§ Given task:
Reproduce the material word for word; the images stay out.

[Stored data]
━━━━━━
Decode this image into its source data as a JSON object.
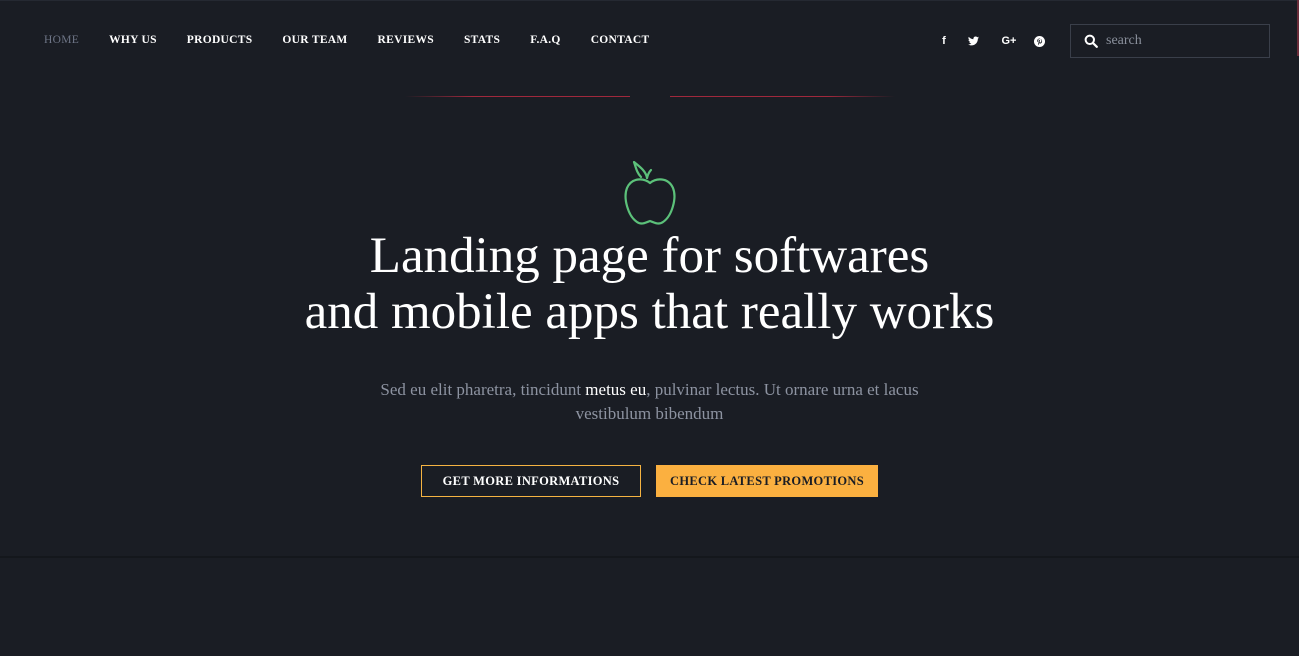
{
  "nav": {
    "items": [
      {
        "label": "HOME",
        "active": true
      },
      {
        "label": "WHY US"
      },
      {
        "label": "PRODUCTS"
      },
      {
        "label": "OUR TEAM"
      },
      {
        "label": "REVIEWS"
      },
      {
        "label": "STATS"
      },
      {
        "label": "F.A.Q"
      },
      {
        "label": "CONTACT"
      }
    ]
  },
  "social": {
    "icons": [
      "facebook-icon",
      "twitter-icon",
      "google-plus-icon",
      "pinterest-icon"
    ],
    "facebook_glyph": "f",
    "google_glyph": "G+"
  },
  "search": {
    "placeholder": "search",
    "value": ""
  },
  "hero": {
    "headline_line1": "Landing page for softwares",
    "headline_line2": "and mobile apps that really works",
    "subtext_before": "Sed eu elit pharetra, tincidunt ",
    "subtext_highlight": "metus eu",
    "subtext_after": ", pulvinar lectus. Ut ornare urna et lacus vestibulum bibendum",
    "icon": "apple-icon"
  },
  "buttons": {
    "primary_label": "GET MORE INFORMATIONS",
    "secondary_label": "CHECK LATEST PROMOTIONS"
  },
  "colors": {
    "background": "#1a1d24",
    "accent_yellow": "#fbb040",
    "accent_red": "#a0283c",
    "icon_green": "#5cc17a",
    "muted_text": "#8d93a1",
    "nav_active": "#6e7586"
  }
}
━━━━━━
§ Output:
Decode this image into its source data as a JSON object.
{
  "nav": {
    "items": [
      {
        "label": "HOME",
        "active": true
      },
      {
        "label": "WHY US"
      },
      {
        "label": "PRODUCTS"
      },
      {
        "label": "OUR TEAM"
      },
      {
        "label": "REVIEWS"
      },
      {
        "label": "STATS"
      },
      {
        "label": "F.A.Q"
      },
      {
        "label": "CONTACT"
      }
    ]
  },
  "social": {
    "icons": [
      "facebook-icon",
      "twitter-icon",
      "google-plus-icon",
      "pinterest-icon"
    ],
    "facebook_glyph": "f",
    "google_glyph": "G+"
  },
  "search": {
    "placeholder": "search",
    "value": ""
  },
  "hero": {
    "headline_line1": "Landing page for softwares",
    "headline_line2": "and mobile apps that really works",
    "subtext_before": "Sed eu elit pharetra, tincidunt ",
    "subtext_highlight": "metus eu",
    "subtext_after": ", pulvinar lectus. Ut ornare urna et lacus vestibulum bibendum",
    "icon": "apple-icon"
  },
  "buttons": {
    "primary_label": "GET MORE INFORMATIONS",
    "secondary_label": "CHECK LATEST PROMOTIONS"
  },
  "colors": {
    "background": "#1a1d24",
    "accent_yellow": "#fbb040",
    "accent_red": "#a0283c",
    "icon_green": "#5cc17a",
    "muted_text": "#8d93a1",
    "nav_active": "#6e7586"
  }
}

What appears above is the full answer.